[Written exercise 1] In the records below, write out the lines from the line containing "y-tick-label: 20 (14, 652, 28, 667)" to the line containing "y-tick-label: 50 (14, 81, 28, 96)", both included, with each one reproduced without change.

[Text to read]

>> Start

Dr Steffen Sommer is the Director General of Misk Schools. He is an accomplished education leader with more than 25 years of experience in senior roles across Europe and the Middle East. Dr Sommer joined Misk Schools as Director General in August 2022, after serving as the Principal of Doha College for seven years. Prior to his time in the Middle East, Dr Somer led top international schools in The Hague, Paris and Lausanne.
As a fluent speaker of six languages, Dr Sommer also served as Head of Languages at Rugby School, one of the UK’s premier independent boarding schools. He was born in Germany and earned his first degree in Language and Linguistics from the University of Leipzig. Following his military service, he worked with car maker Peugeot in France and pursued a PhD in Birmingham, UK, before discovering his passion for teaching.
In addition to his work at Misk Schools, Dr Sommer is actively involved in educational initiatives throughout the Middle East and beyond. He serves as a board member of Outstanding Schools of the Middle East, is a co-founder of the international division of the Headmasters’ and Headmistresses’ Conference (HMC), Vice Chair of the Council of British International Schools (COBIS) and a Fellow of High-Performance Learning (HPL).

>> End

[Data]
>> Start

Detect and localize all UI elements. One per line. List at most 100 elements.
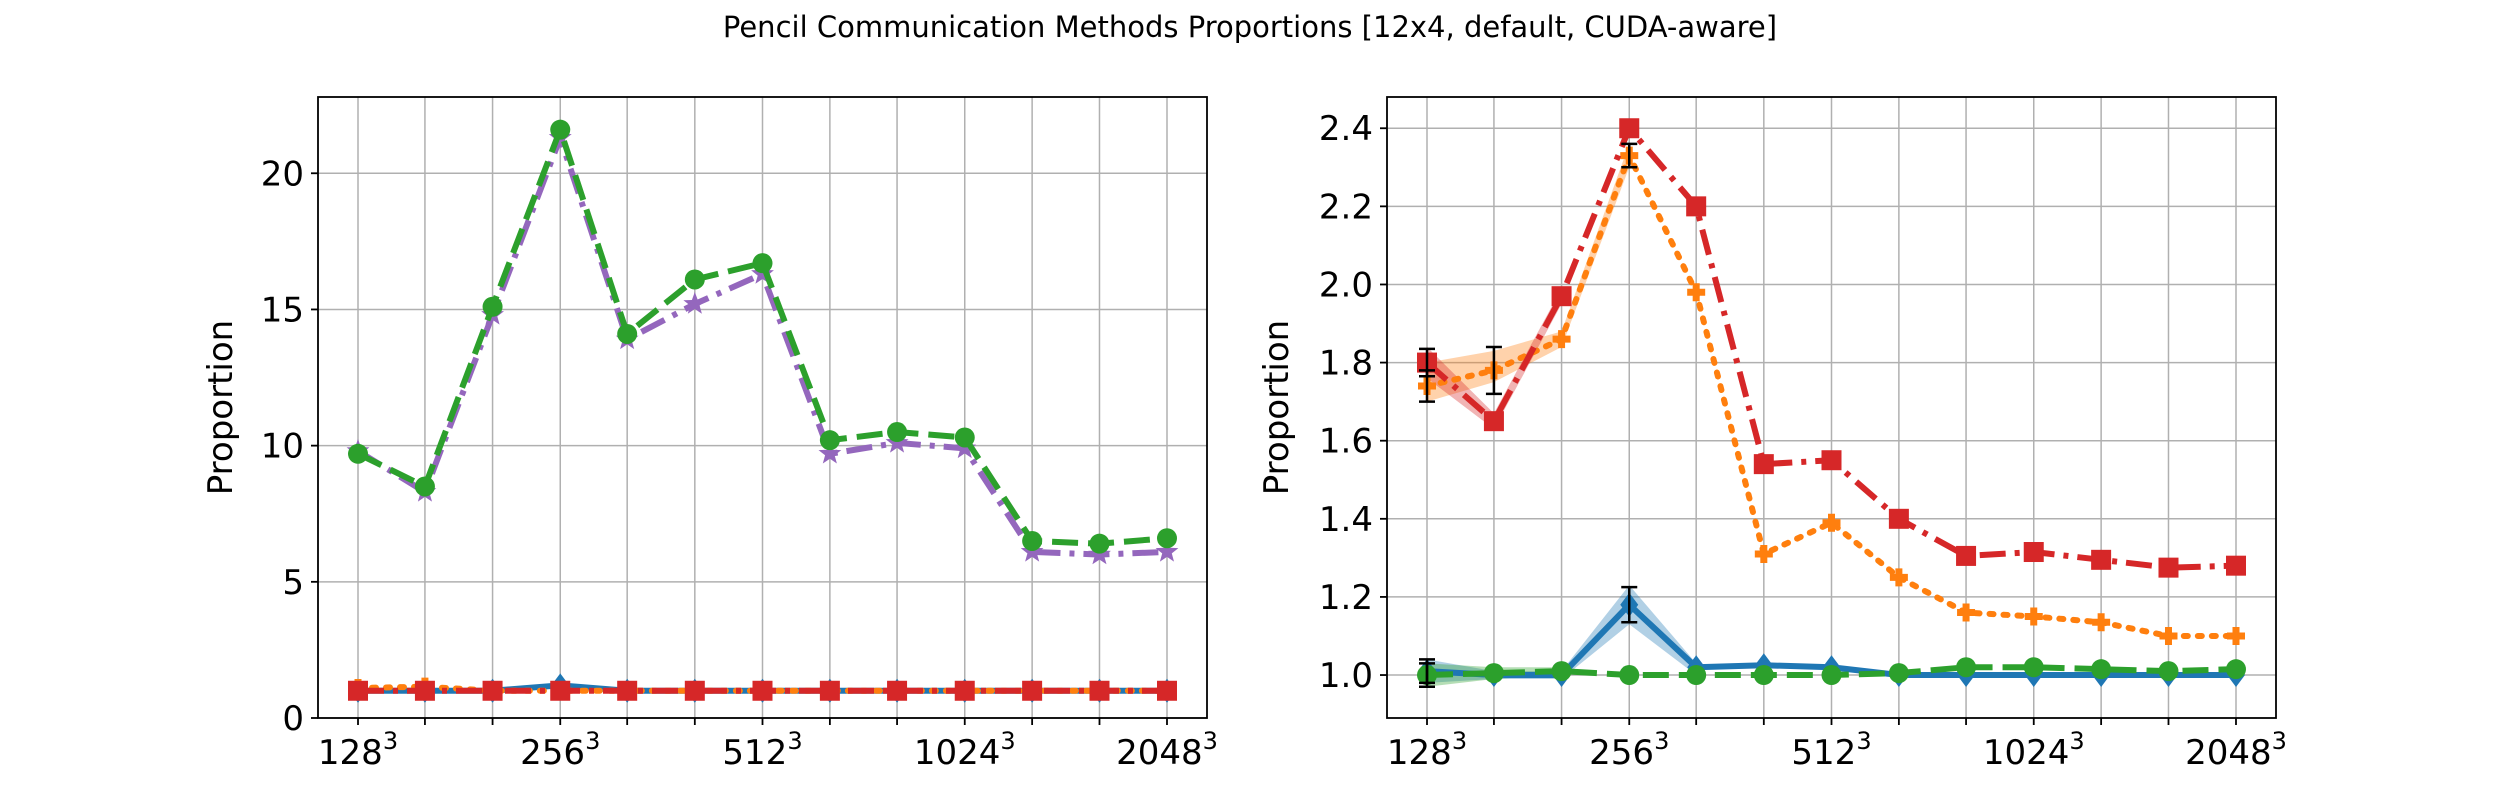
error-bar <box>1419 662 1436 689</box>
x-tick-base: 256 <box>520 733 585 773</box>
y-axis-label: Proportion <box>201 320 241 495</box>
series-3-point <box>1753 665 1774 686</box>
x-tick-base: 128 <box>318 733 383 773</box>
series-5-point <box>1156 680 1177 701</box>
series-4-point <box>2158 557 2179 578</box>
series-2-point <box>1687 283 1706 302</box>
series-2-point <box>1754 544 1773 563</box>
series-3-point <box>1686 665 1707 686</box>
series-3-point <box>1551 661 1572 682</box>
series-2-point <box>2092 613 2111 632</box>
y-tick-label: 20 <box>261 154 304 194</box>
y-tick-label: 10 <box>261 427 304 467</box>
series-4-point <box>1888 508 1909 529</box>
y-tick-label: 1.2 <box>1319 578 1373 618</box>
error-bar <box>1621 585 1638 624</box>
series-5-point <box>414 680 435 701</box>
x-tick-label: 2563 <box>1589 727 1669 773</box>
series-3-point <box>2158 661 2179 682</box>
y-tick-label: 2.4 <box>1319 109 1373 149</box>
y-tick-label: 0 <box>282 699 304 739</box>
series-4-point <box>1821 450 1842 471</box>
x-tick-label: 10243 <box>1983 727 2085 773</box>
series-3-point <box>1888 663 1909 684</box>
x-tick-exponent: 3 <box>1452 727 1467 755</box>
x-tick-exponent: 3 <box>1203 727 1218 755</box>
series-4-point <box>348 443 369 464</box>
x-tick-label: 10243 <box>914 727 1016 773</box>
y-tick-label: 1.6 <box>1319 422 1373 462</box>
figure-title: Pencil Communication Methods Proportions… <box>722 10 1778 44</box>
series-5-point <box>1089 680 1110 701</box>
series-4-point <box>617 323 638 344</box>
y-tick-label: 1.0 <box>1319 656 1373 696</box>
error-bar <box>1419 347 1436 378</box>
series-4-point <box>684 269 705 290</box>
x-tick-base: 1024 <box>1983 733 2070 773</box>
x-tick-exponent: 3 <box>1654 727 1669 755</box>
series-3-point <box>2023 657 2044 678</box>
series-4-point <box>1089 533 1110 554</box>
series-4-point <box>1022 530 1043 551</box>
series-4-point <box>954 427 975 448</box>
x-tick-exponent: 3 <box>585 727 600 755</box>
series-5-point <box>1022 680 1043 701</box>
x-tick-exponent: 3 <box>1856 727 1871 755</box>
series-4-point <box>2023 542 2044 563</box>
series-4-point <box>482 296 503 317</box>
series-2-point <box>2227 626 2245 645</box>
x-tick-base: 2048 <box>1116 733 1203 773</box>
series-3-point <box>1483 663 1504 684</box>
series-2-point <box>2159 626 2178 645</box>
y-axis-label: Proportion <box>1257 320 1297 495</box>
series-4-point <box>1686 196 1707 217</box>
series-3-point <box>818 441 842 464</box>
series-2-point <box>1889 568 1908 587</box>
series-4-point <box>819 430 840 451</box>
series-4-point <box>752 253 773 274</box>
series-5-point <box>887 680 908 701</box>
x-tick-exponent: 3 <box>2272 727 2287 755</box>
series-3-point <box>683 292 707 314</box>
y-tick-label: 1.8 <box>1319 344 1373 384</box>
series-4-point <box>414 476 435 497</box>
series-3-point <box>1956 657 1977 678</box>
series-4-point <box>1483 411 1504 432</box>
x-tick-base: 1024 <box>914 733 1001 773</box>
error-bar <box>1621 142 1638 169</box>
series-5-point <box>752 680 773 701</box>
series-5-point <box>954 680 975 701</box>
series-5-point <box>348 680 369 701</box>
error-bar <box>1485 345 1502 396</box>
series-2-point <box>2024 607 2043 626</box>
series-4-band <box>1427 288 1562 429</box>
series-4-point <box>550 119 571 140</box>
y-tick-label: 2.2 <box>1319 187 1373 227</box>
x-tick-label: 5123 <box>1791 727 1871 773</box>
series-4-point <box>1956 545 1977 566</box>
series-3-point <box>2091 659 2112 680</box>
series-4-point <box>2091 549 2112 570</box>
series-4-point <box>1753 454 1774 475</box>
x-tick-label: 20483 <box>2185 727 2287 773</box>
x-tick-base: 256 <box>1589 733 1654 773</box>
series-5-point <box>617 680 638 701</box>
series-5-point <box>684 680 705 701</box>
series-5-point <box>819 680 840 701</box>
x-tick-exponent: 3 <box>2069 727 2084 755</box>
y-tick-label: 5 <box>282 563 304 603</box>
y-tick-label: 1.4 <box>1319 500 1373 540</box>
x-tick-exponent: 3 <box>1000 727 1015 755</box>
x-tick-exponent: 3 <box>383 727 398 755</box>
series-2-point <box>1822 513 1841 532</box>
series-4-point <box>1551 286 1572 307</box>
series-3-point <box>1619 665 1640 686</box>
series-5-point <box>482 680 503 701</box>
series-4-point <box>2225 555 2246 576</box>
series-4-point <box>1156 528 1177 549</box>
x-tick-label: 1283 <box>1387 727 1467 773</box>
series-5-point <box>550 680 571 701</box>
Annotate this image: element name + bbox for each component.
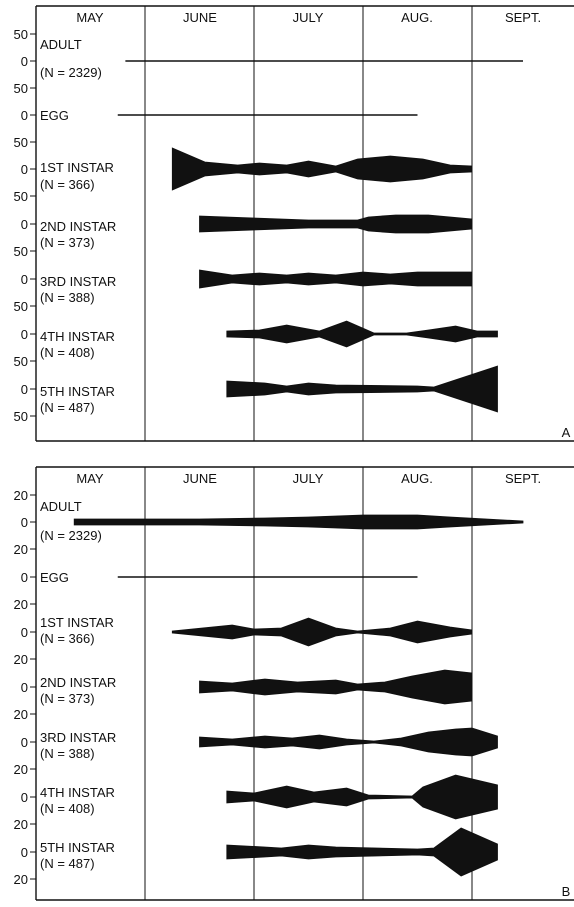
y-tick-label: 20 (14, 652, 28, 667)
y-tick-label: 0 (21, 625, 28, 640)
row-name-label: 5TH INSTAR (40, 840, 115, 855)
row-n-label: (N = 2329) (40, 528, 102, 543)
row-n-label: (N = 487) (40, 856, 95, 871)
y-tick-label: 50 (14, 81, 28, 96)
row-name-label: 1ST INSTAR (40, 160, 114, 175)
y-tick-label: 0 (21, 845, 28, 860)
y-tick-label: 0 (21, 515, 28, 530)
abundance-shape (171, 147, 473, 191)
month-label: MAY (76, 471, 104, 486)
row-name-label: 4TH INSTAR (40, 785, 115, 800)
month-label: JUNE (183, 10, 217, 25)
y-tick-label: 0 (21, 735, 28, 750)
y-tick-label: 20 (14, 707, 28, 722)
month-label: MAY (76, 10, 104, 25)
row-n-label: (N = 408) (40, 345, 95, 360)
y-tick-label: 50 (14, 189, 28, 204)
abundance-shape (226, 365, 498, 413)
row-name-label: 3RD INSTAR (40, 274, 116, 289)
y-tick-label: 20 (14, 488, 28, 503)
row-name-label: EGG (40, 108, 69, 123)
row-n-label: (N = 373) (40, 691, 95, 706)
row-n-label: (N = 388) (40, 290, 95, 305)
y-tick-label: 0 (21, 382, 28, 397)
abundance-shape (226, 827, 498, 877)
y-tick-label: 50 (14, 27, 28, 42)
row-n-label: (N = 366) (40, 631, 95, 646)
y-tick-label: 0 (21, 680, 28, 695)
abundance-shape (226, 774, 498, 820)
y-tick-label: 0 (21, 790, 28, 805)
month-label: AUG. (401, 10, 433, 25)
row-name-label: 1ST INSTAR (40, 615, 114, 630)
panel-letter: B (562, 884, 571, 899)
row-name-label: 3RD INSTAR (40, 730, 116, 745)
abundance-shape (199, 727, 498, 757)
row-name-label: 5TH INSTAR (40, 384, 115, 399)
row-name-label: ADULT (40, 499, 82, 514)
y-tick-label: 0 (21, 272, 28, 287)
y-tick-label: 20 (14, 542, 28, 557)
row-n-label: (N = 408) (40, 801, 95, 816)
month-label: JULY (293, 10, 324, 25)
y-tick-label: 0 (21, 54, 28, 69)
y-tick-label: 50 (14, 299, 28, 314)
abundance-shape (199, 669, 473, 705)
y-tick-label: 0 (21, 217, 28, 232)
row-n-label: (N = 373) (40, 235, 95, 250)
abundance-shape (199, 269, 473, 289)
y-tick-label: 20 (14, 872, 28, 887)
y-tick-label: 0 (21, 570, 28, 585)
row-n-label: (N = 487) (40, 400, 95, 415)
panel-a: MAY JUNE JULY AUG. SEPT. 0 50 50 0 50 0 50 0 50 0 50 0 50… (14, 5, 574, 442)
month-label: SEPT. (505, 471, 541, 486)
abundance-shape (199, 214, 473, 234)
y-tick-label: 0 (21, 327, 28, 342)
y-tick-label: 20 (14, 597, 28, 612)
month-label: JUNE (183, 471, 217, 486)
y-tick-label: 20 (14, 762, 28, 777)
row-name-label: 2ND INSTAR (40, 675, 116, 690)
panel-b: MAY JUNE JULY AUG. SEPT. 0 20 20 0 20 0 20 0 20 0 20 0 20… (14, 466, 574, 901)
row-n-label: (N = 388) (40, 746, 95, 761)
y-tick-label: 50 (14, 409, 28, 424)
row-n-label: (N = 2329) (40, 65, 102, 80)
y-tick-label: 0 (21, 108, 28, 123)
y-tick-label: 50 (14, 354, 28, 369)
panel-letter: A (562, 425, 571, 440)
row-n-label: (N = 366) (40, 177, 95, 192)
y-tick-label: 20 (14, 817, 28, 832)
y-tick-label: 0 (21, 162, 28, 177)
y-tick-label: 50 (14, 244, 28, 259)
row-name-label: EGG (40, 570, 69, 585)
month-label: AUG. (401, 471, 433, 486)
y-tick-label: 50 (14, 135, 28, 150)
month-label: JULY (293, 471, 324, 486)
row-name-label: ADULT (40, 37, 82, 52)
abundance-shape (171, 617, 473, 647)
row-name-label: 2ND INSTAR (40, 219, 116, 234)
month-label: SEPT. (505, 10, 541, 25)
abundance-shape (226, 320, 498, 348)
abundance-shape (73, 514, 524, 530)
row-name-label: 4TH INSTAR (40, 329, 115, 344)
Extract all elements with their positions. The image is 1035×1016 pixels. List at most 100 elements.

>> End

[Written exercise 2] According to the biography of Dr Sommer above, at which university did he earn his first degree?

[Answer 1]
y-tick-label: 20 (14, 652, 28, 667)
y-tick-label: 0 (21, 625, 28, 640)
row-name-label: 5TH INSTAR (40, 840, 115, 855)
row-n-label: (N = 2329) (40, 528, 102, 543)
row-n-label: (N = 487) (40, 856, 95, 871)
y-tick-label: 50 (14, 81, 28, 96)

[Answer 2] The University of Leipzig